*Set task*.
Copy every line of the data that contains the string "безопасности".

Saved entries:
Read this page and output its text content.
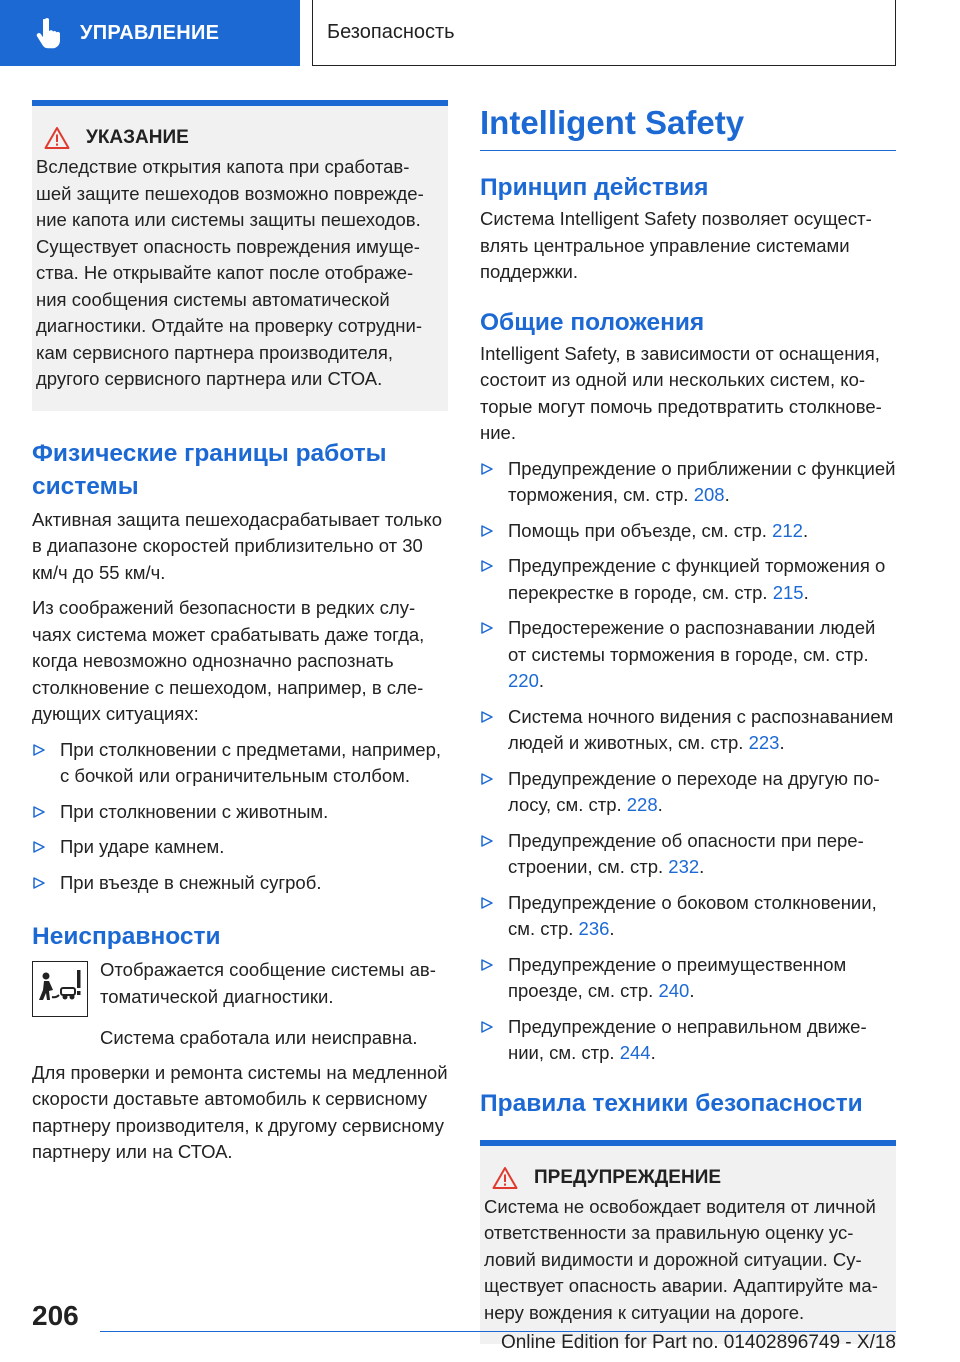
УПРАВЛЕНИЕ	Безопасность
УКАЗАНИЕ

Вследствие открытия капота при сработавшей защите пешеходов возможно повреждение капота или системы защиты пешеходов. Существует опасность повреждения имущества. Не открывайте капот после отображения сообщения системы автоматической диагностики. Отдайте на проверку сотрудникам сервисного партнера производителя, другого сервисного партнера или СТОА.

Физические границы работы системы

Активная защита пешеходасрабатывает только в диапазоне скоростей приблизительно от 30 км/ч до 55 км/ч.

Из соображений безопасности в редких случаях система может срабатывать даже тогда, когда невозможно однозначно распознать столкновение с пешеходом, например, в следующих ситуациях:

При столкновении с предметами, например, с бочкой или ограничительным столбом.
При столкновении с животным.
При ударе камнем.
При въезде в снежный сугроб.
Неисправности

Отображается сообщение системы автоматической диагностики.

Система сработала или неисправна.

Для проверки и ремонта системы на медленной скорости доставьте автомобиль к сервисному партнеру производителя, к другому сервисному партнеру или на СТОА.

Intelligent Safety
Принцип действия

Система Intelligent Safety позволяет осуществлять центральное управление системами поддержки.

Общие положения

Intelligent Safety, в зависимости от оснащения, состоит из одной или нескольких систем, которые могут помочь предотвратить столкновение.

Предупреждение о приближении с функцией торможения, см. стр. 208.
Помощь при объезде, см. стр. 212.
Предупреждение с функцией торможения о перекрестке в городе, см. стр. 215.
Предостережение о распознавании людей от системы торможения в городе, см. стр. 220.
Система ночного видения с распознаванием людей и животных, см. стр. 223.
Предупреждение о переходе на другую полосу, см. стр. 228.
Предупреждение об опасности при перестроении, см. стр. 232.
Предупреждение о боковом столкновении, см. стр. 236.
Предупреждение о преимущественном проезде, см. стр. 240.
Предупреждение о неправильном движении, см. стр. 244.
Правила техники безопасности
ПРЕДУПРЕЖДЕНИЕ

Система не освобождает водителя от личной ответственности за правильную оценку условий видимости и дорожной ситуации. Существует опасность аварии. Адаптируйте манеру вождения к ситуации на дороге.

206
Online Edition for Part no. 01402896749 - X/18
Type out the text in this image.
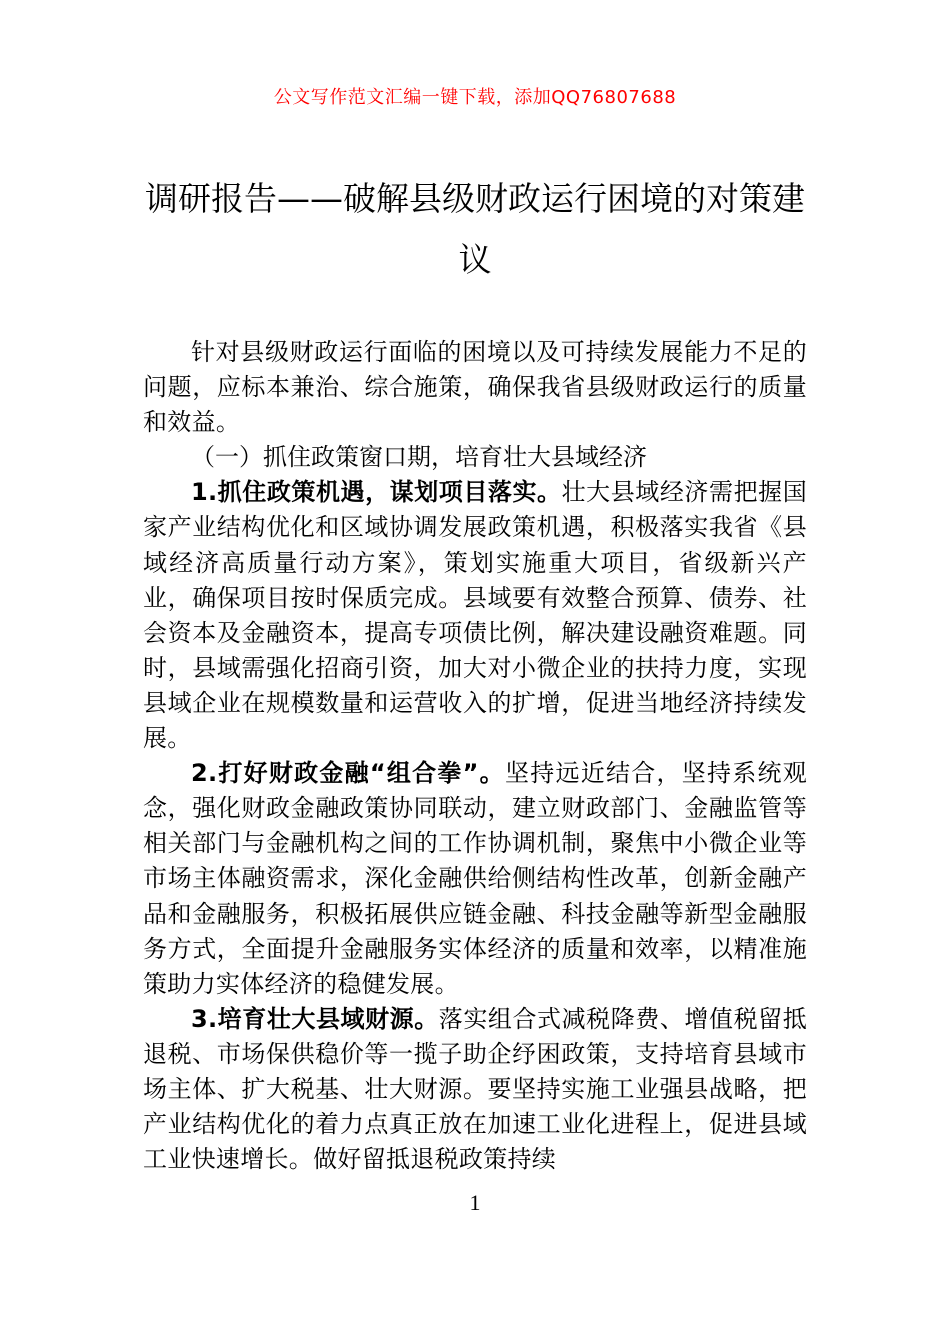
公文写作范文汇编一键下载，添加QQ76807688
调研报告——破解县级财政运行困境的对策建议

针对县级财政运行面临的困境以及可持续发展能力不足的问题，应标本兼治、综合施策，确保我省县级财政运行的质量和效益。

（一）抓住政策窗口期，培育壮大县域经济

1.抓住政策机遇，谋划项目落实。壮大县域经济需把握国家产业结构优化和区域协调发展政策机遇，积极落实我省《县域经济高质量行动方案》，策划实施重大项目，省级新兴产业，确保项目按时保质完成。县域要有效整合预算、债券、社会资本及金融资本，提高专项债比例，解决建设融资难题。同时，县域需强化招商引资，加大对小微企业的扶持力度，实现县域企业在规模数量和运营收入的扩增，促进当地经济持续发展。

2.打好财政金融“组合拳”。坚持远近结合，坚持系统观念，强化财政金融政策协同联动，建立财政部门、金融监管等相关部门与金融机构之间的工作协调机制，聚焦中小微企业等市场主体融资需求，深化金融供给侧结构性改革，创新金融产品和金融服务，积极拓展供应链金融、科技金融等新型金融服务方式，全面提升金融服务实体经济的质量和效率，以精准施策助力实体经济的稳健发展。

3.培育壮大县域财源。落实组合式减税降费、增值税留抵退税、市场保供稳价等一揽子助企纾困政策，支持培育县域市场主体、扩大税基、壮大财源。要坚持实施工业强县战略，把产业结构优化的着力点真正放在加速工业化进程上，促进县域工业快速增长。做好留抵退税政策持续

1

*Full output*.
Из соображений безопасности в редких случаях система может срабатывать даже тогда, когда невозможно однозначно распознать столкновение с пешеходом, например, в следующих ситуациях:
Правила техники безопасности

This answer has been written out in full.